# AIM OF THE EXERCISE:
Convert every line of the records below into a numbered list, omitting blank lines. Leave the pictures out of the answer.

# Coordinate annotation records:
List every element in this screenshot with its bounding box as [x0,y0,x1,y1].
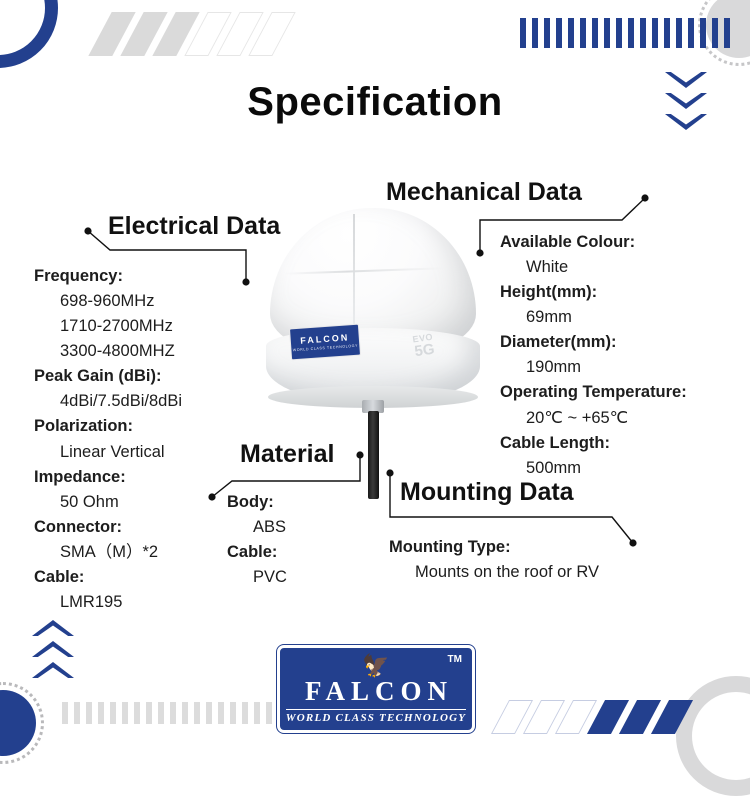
mounting-data-heading: Mounting Data [400,478,574,507]
spec-value: 698-960MHz [34,289,182,314]
spec-key: Mounting Type: [389,535,599,560]
spec-value: 1710-2700MHz [34,314,182,339]
spec-key: Connector: [34,515,182,540]
trademark-mark: TM [448,654,462,665]
spec-value: ABS [227,515,287,540]
spec-value: White [500,255,687,280]
spec-value: 50 Ohm [34,490,182,515]
footer-logo-name: FALCON [299,678,453,705]
electrical-data-list: Frequency: 698-960MHz 1710-2700MHz 3300-… [34,264,182,615]
spec-key: Frequency: [34,264,182,289]
footer-logo: TM 🦅 FALCON WORLD CLASS TECHNOLOGY [277,645,475,733]
spec-key: Peak Gain (dBi): [34,364,182,389]
spec-key: Diameter(mm): [500,330,687,355]
spec-value: LMR195 [34,590,182,615]
mounting-data-list: Mounting Type: Mounts on the roof or RV [389,535,599,585]
spec-key: Available Colour: [500,230,687,255]
electrical-data-heading: Electrical Data [108,212,280,241]
mechanical-data-heading: Mechanical Data [386,178,582,207]
spec-key: Cable Length: [500,431,687,456]
spec-key: Cable: [34,565,182,590]
spec-value: 3300-4800MHZ [34,339,182,364]
spec-value: Mounts on the roof or RV [389,560,599,585]
spec-value: 190mm [500,355,687,380]
mechanical-data-list: Available Colour: White Height(mm): 69mm… [500,230,687,481]
spec-value: Linear Vertical [34,440,182,465]
spec-value: 4dBi/7.5dBi/8dBi [34,389,182,414]
falcon-bird-icon: 🦅 [362,655,389,677]
spec-key: Height(mm): [500,280,687,305]
footer-logo-tagline: WORLD CLASS TECHNOLOGY [286,709,466,724]
spec-value: PVC [227,565,287,590]
spec-value: 69mm [500,305,687,330]
material-heading: Material [240,440,334,469]
spec-value: SMA（M）*2 [34,540,182,565]
spec-key: Impedance: [34,465,182,490]
spec-key: Body: [227,490,287,515]
spec-key: Operating Temperature: [500,380,687,405]
material-list: Body: ABS Cable: PVC [227,490,287,590]
spec-value: 20℃ ~ +65℃ [500,406,687,431]
spec-key: Cable: [227,540,287,565]
spec-key: Polarization: [34,414,182,439]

# ANSWER FOR THE TASK:
1. List every element in this screenshot with its bounding box as [x0,y0,x1,y1].
2. mounting-data-heading: Mounting Data [400,478,574,507]
3. spec-value: 698-960MHz [34,289,182,314]
4. spec-key: Mounting Type: [389,535,599,560]
5. spec-value: 1710-2700MHz [34,314,182,339]
6. spec-key: Connector: [34,515,182,540]
7. trademark-mark: TM [448,654,462,665]
8. spec-value: ABS [227,515,287,540]
9. spec-value: White [500,255,687,280]
10. spec-value: 50 Ohm [34,490,182,515]
11. footer-logo-name: FALCON [299,678,453,705]
12. electrical-data-list: Frequency: 698-960MHz 1710-2700MHz 3300-… [34,264,182,615]
13. spec-key: Frequency: [34,264,182,289]
14. footer-logo: TM 🦅 FALCON WORLD CLASS TECHNOLOGY [277,645,475,733]
15. spec-key: Peak Gain (dBi): [34,364,182,389]
16. spec-key: Diameter(mm): [500,330,687,355]
17. spec-value: LMR195 [34,590,182,615]
18. mounting-data-list: Mounting Type: Mounts on the roof or RV [389,535,599,585]
19. spec-key: Available Colour: [500,230,687,255]
20. electrical-data-heading: Electrical Data [108,212,280,241]
21. mechanical-data-heading: Mechanical Data [386,178,582,207]
22. spec-key: Cable Length: [500,431,687,456]
23. spec-key: Cable: [34,565,182,590]
24. spec-value: 3300-4800MHZ [34,339,182,364]
25. spec-value: Mounts on the roof or RV [389,560,599,585]
26. spec-value: 190mm [500,355,687,380]
27. mechanical-data-list: Available Colour: White Height(mm): 69mm… [500,230,687,481]
28. spec-value: Linear Vertical [34,440,182,465]
29. spec-value: 4dBi/7.5dBi/8dBi [34,389,182,414]
30. falcon-bird-icon: 🦅 [362,655,389,677]
31. spec-key: Height(mm): [500,280,687,305]
32. footer-logo-tagline: WORLD CLASS TECHNOLOGY [286,709,466,724]
33. spec-value: PVC [227,565,287,590]
34. spec-value: 69mm [500,305,687,330]
35. material-heading: Material [240,440,334,469]
36. spec-value: SMA（M）*2 [34,540,182,565]
37. spec-key: Impedance: [34,465,182,490]
38. spec-key: Body: [227,490,287,515]
39. spec-key: Operating Temperature: [500,380,687,405]
40. material-list: Body: ABS Cable: PVC [227,490,287,590]
41. spec-value: 20℃ ~ +65℃ [500,406,687,431]
42. spec-key: Cable: [227,540,287,565]
43. spec-key: Polarization: [34,414,182,439]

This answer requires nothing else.